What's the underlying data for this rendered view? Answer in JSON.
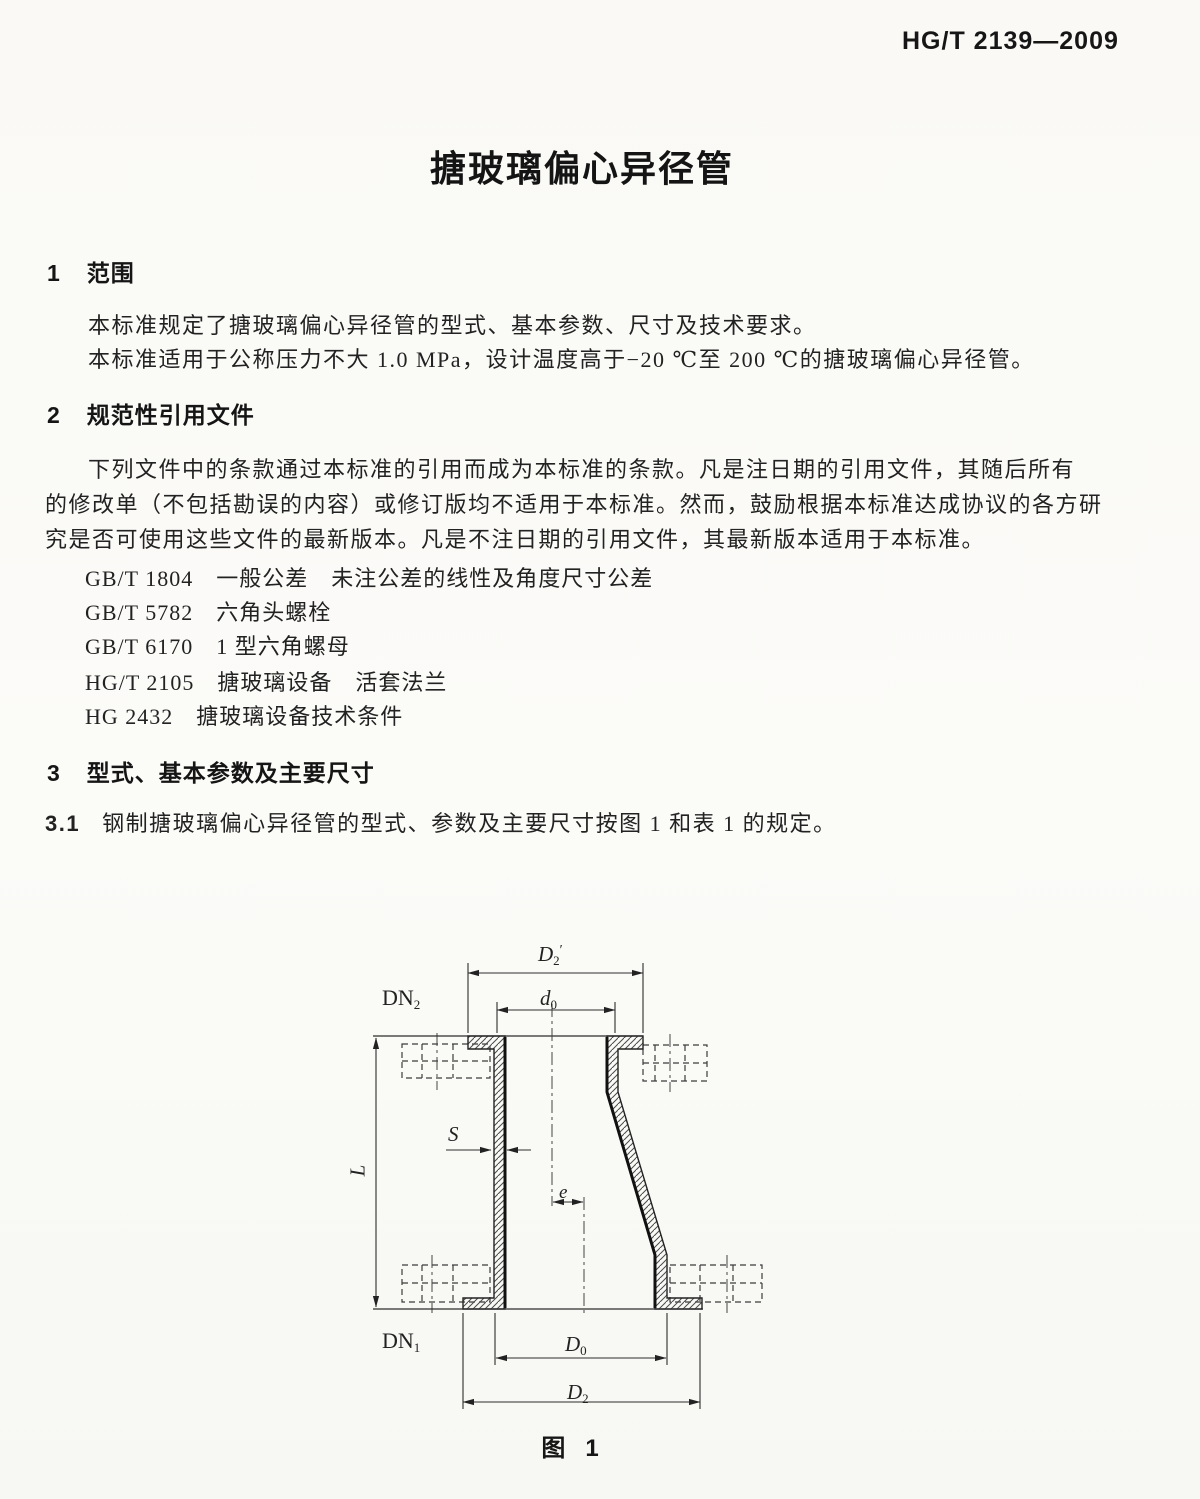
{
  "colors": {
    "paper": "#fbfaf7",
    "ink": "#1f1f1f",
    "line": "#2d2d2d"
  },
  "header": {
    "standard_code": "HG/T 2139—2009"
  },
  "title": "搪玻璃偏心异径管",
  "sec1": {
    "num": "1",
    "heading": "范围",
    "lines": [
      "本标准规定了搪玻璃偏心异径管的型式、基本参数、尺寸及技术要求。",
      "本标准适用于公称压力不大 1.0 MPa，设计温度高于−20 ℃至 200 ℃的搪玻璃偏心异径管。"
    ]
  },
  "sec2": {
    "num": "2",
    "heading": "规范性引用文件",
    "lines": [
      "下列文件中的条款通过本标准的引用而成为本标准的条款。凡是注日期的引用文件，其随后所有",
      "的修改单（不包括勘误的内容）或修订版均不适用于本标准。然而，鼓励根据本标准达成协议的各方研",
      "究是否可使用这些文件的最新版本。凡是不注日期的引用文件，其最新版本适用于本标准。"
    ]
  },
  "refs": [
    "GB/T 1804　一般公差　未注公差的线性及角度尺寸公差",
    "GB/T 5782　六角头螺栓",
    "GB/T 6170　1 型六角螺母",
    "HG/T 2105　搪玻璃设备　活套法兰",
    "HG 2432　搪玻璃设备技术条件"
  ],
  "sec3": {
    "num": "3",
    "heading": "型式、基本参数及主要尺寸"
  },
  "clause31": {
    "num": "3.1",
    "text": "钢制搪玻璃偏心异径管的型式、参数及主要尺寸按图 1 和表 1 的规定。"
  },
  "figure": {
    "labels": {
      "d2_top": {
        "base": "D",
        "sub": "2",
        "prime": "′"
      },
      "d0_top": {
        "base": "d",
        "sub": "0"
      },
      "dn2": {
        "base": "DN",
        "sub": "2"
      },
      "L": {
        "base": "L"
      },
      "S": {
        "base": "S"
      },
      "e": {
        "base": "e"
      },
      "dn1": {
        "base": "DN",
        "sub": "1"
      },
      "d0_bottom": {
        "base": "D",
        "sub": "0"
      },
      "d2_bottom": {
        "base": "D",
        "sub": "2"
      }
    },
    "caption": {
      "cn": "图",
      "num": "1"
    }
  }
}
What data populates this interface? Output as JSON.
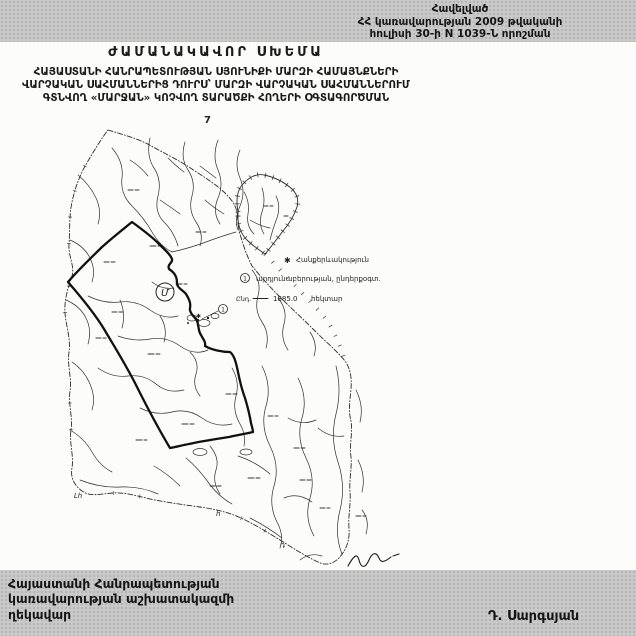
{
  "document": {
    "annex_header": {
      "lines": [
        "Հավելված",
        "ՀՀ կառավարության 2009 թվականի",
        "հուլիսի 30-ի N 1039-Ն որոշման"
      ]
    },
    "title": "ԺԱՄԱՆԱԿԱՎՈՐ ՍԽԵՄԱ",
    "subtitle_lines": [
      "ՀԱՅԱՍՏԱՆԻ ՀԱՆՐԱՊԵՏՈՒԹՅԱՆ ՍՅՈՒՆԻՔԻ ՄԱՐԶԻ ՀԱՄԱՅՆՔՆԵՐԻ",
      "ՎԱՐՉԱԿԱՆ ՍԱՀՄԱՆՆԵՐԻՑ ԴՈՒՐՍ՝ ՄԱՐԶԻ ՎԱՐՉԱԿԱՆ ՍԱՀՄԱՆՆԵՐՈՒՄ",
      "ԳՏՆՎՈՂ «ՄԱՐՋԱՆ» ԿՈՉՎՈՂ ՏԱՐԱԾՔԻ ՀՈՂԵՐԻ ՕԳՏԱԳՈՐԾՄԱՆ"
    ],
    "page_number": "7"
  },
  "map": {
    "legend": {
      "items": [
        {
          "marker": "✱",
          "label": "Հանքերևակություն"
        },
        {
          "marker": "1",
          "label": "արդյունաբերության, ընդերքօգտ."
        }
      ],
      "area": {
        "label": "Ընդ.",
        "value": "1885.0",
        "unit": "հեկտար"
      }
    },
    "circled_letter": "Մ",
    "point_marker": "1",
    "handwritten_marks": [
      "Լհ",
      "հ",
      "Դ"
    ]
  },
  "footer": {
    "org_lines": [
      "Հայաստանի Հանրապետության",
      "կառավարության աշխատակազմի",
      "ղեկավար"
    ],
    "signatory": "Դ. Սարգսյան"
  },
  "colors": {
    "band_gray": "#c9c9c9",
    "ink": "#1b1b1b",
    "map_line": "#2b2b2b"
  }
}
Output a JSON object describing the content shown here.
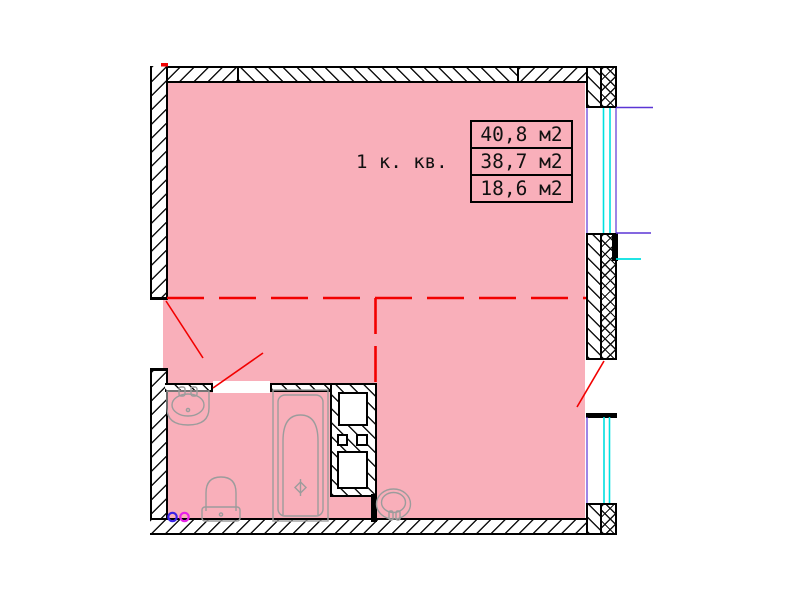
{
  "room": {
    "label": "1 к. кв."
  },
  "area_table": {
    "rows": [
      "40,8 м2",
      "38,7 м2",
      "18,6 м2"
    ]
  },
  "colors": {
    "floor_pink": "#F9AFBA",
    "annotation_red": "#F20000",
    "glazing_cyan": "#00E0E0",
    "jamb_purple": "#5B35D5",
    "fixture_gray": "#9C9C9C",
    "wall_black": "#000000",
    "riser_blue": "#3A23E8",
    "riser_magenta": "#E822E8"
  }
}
+---+
=== Aim of the exercise ===
Make an exact copy of all the material, but keep the pictures out of it.

=== Result of this task ===
What's the underlying data for this rendered view? Answer in JSON.
{
  "colors": {
    "paper": "#fbfaf7",
    "ink": "#1f1f1f",
    "line": "#2d2d2d"
  },
  "header": {
    "standard_code": "HG/T 2139—2009"
  },
  "title": "搪玻璃偏心异径管",
  "sec1": {
    "num": "1",
    "heading": "范围",
    "lines": [
      "本标准规定了搪玻璃偏心异径管的型式、基本参数、尺寸及技术要求。",
      "本标准适用于公称压力不大 1.0 MPa，设计温度高于−20 ℃至 200 ℃的搪玻璃偏心异径管。"
    ]
  },
  "sec2": {
    "num": "2",
    "heading": "规范性引用文件",
    "lines": [
      "下列文件中的条款通过本标准的引用而成为本标准的条款。凡是注日期的引用文件，其随后所有",
      "的修改单（不包括勘误的内容）或修订版均不适用于本标准。然而，鼓励根据本标准达成协议的各方研",
      "究是否可使用这些文件的最新版本。凡是不注日期的引用文件，其最新版本适用于本标准。"
    ]
  },
  "refs": [
    "GB/T 1804　一般公差　未注公差的线性及角度尺寸公差",
    "GB/T 5782　六角头螺栓",
    "GB/T 6170　1 型六角螺母",
    "HG/T 2105　搪玻璃设备　活套法兰",
    "HG 2432　搪玻璃设备技术条件"
  ],
  "sec3": {
    "num": "3",
    "heading": "型式、基本参数及主要尺寸"
  },
  "clause31": {
    "num": "3.1",
    "text": "钢制搪玻璃偏心异径管的型式、参数及主要尺寸按图 1 和表 1 的规定。"
  },
  "figure": {
    "labels": {
      "d2_top": {
        "base": "D",
        "sub": "2",
        "prime": "′"
      },
      "d0_top": {
        "base": "d",
        "sub": "0"
      },
      "dn2": {
        "base": "DN",
        "sub": "2"
      },
      "L": {
        "base": "L"
      },
      "S": {
        "base": "S"
      },
      "e": {
        "base": "e"
      },
      "dn1": {
        "base": "DN",
        "sub": "1"
      },
      "d0_bottom": {
        "base": "D",
        "sub": "0"
      },
      "d2_bottom": {
        "base": "D",
        "sub": "2"
      }
    },
    "caption": {
      "cn": "图",
      "num": "1"
    }
  }
}
What data populates this interface? Output as JSON.
{
  "document": {
    "annex_header": {
      "lines": [
        "Հավելված",
        "ՀՀ կառավարության 2009 թվականի",
        "հուլիսի 30-ի N 1039-Ն որոշման"
      ]
    },
    "title": "ԺԱՄԱՆԱԿԱՎՈՐ ՍԽԵՄԱ",
    "subtitle_lines": [
      "ՀԱՅԱՍՏԱՆԻ ՀԱՆՐԱՊԵՏՈՒԹՅԱՆ ՍՅՈՒՆԻՔԻ ՄԱՐԶԻ ՀԱՄԱՅՆՔՆԵՐԻ",
      "ՎԱՐՉԱԿԱՆ ՍԱՀՄԱՆՆԵՐԻՑ ԴՈՒՐՍ՝ ՄԱՐԶԻ ՎԱՐՉԱԿԱՆ ՍԱՀՄԱՆՆԵՐՈՒՄ",
      "ԳՏՆՎՈՂ «ՄԱՐՋԱՆ» ԿՈՉՎՈՂ ՏԱՐԱԾՔԻ ՀՈՂԵՐԻ ՕԳՏԱԳՈՐԾՄԱՆ"
    ],
    "page_number": "7"
  },
  "map": {
    "legend": {
      "items": [
        {
          "marker": "✱",
          "label": "Հանքերևակություն"
        },
        {
          "marker": "1",
          "label": "արդյունաբերության, ընդերքօգտ."
        }
      ],
      "area": {
        "label": "Ընդ.",
        "value": "1885.0",
        "unit": "հեկտար"
      }
    },
    "circled_letter": "Մ",
    "point_marker": "1",
    "handwritten_marks": [
      "Լհ",
      "հ",
      "Դ"
    ]
  },
  "footer": {
    "org_lines": [
      "Հայաստանի Հանրապետության",
      "կառավարության աշխատակազմի",
      "ղեկավար"
    ],
    "signatory": "Դ. Սարգսյան"
  },
  "colors": {
    "band_gray": "#c9c9c9",
    "ink": "#1b1b1b",
    "map_line": "#2b2b2b"
  }
}
Output a JSON object describing the content shown here.
{
  "room": {
    "label": "1 к. кв."
  },
  "area_table": {
    "rows": [
      "40,8 м2",
      "38,7 м2",
      "18,6 м2"
    ]
  },
  "colors": {
    "floor_pink": "#F9AFBA",
    "annotation_red": "#F20000",
    "glazing_cyan": "#00E0E0",
    "jamb_purple": "#5B35D5",
    "fixture_gray": "#9C9C9C",
    "wall_black": "#000000",
    "riser_blue": "#3A23E8",
    "riser_magenta": "#E822E8"
  }
}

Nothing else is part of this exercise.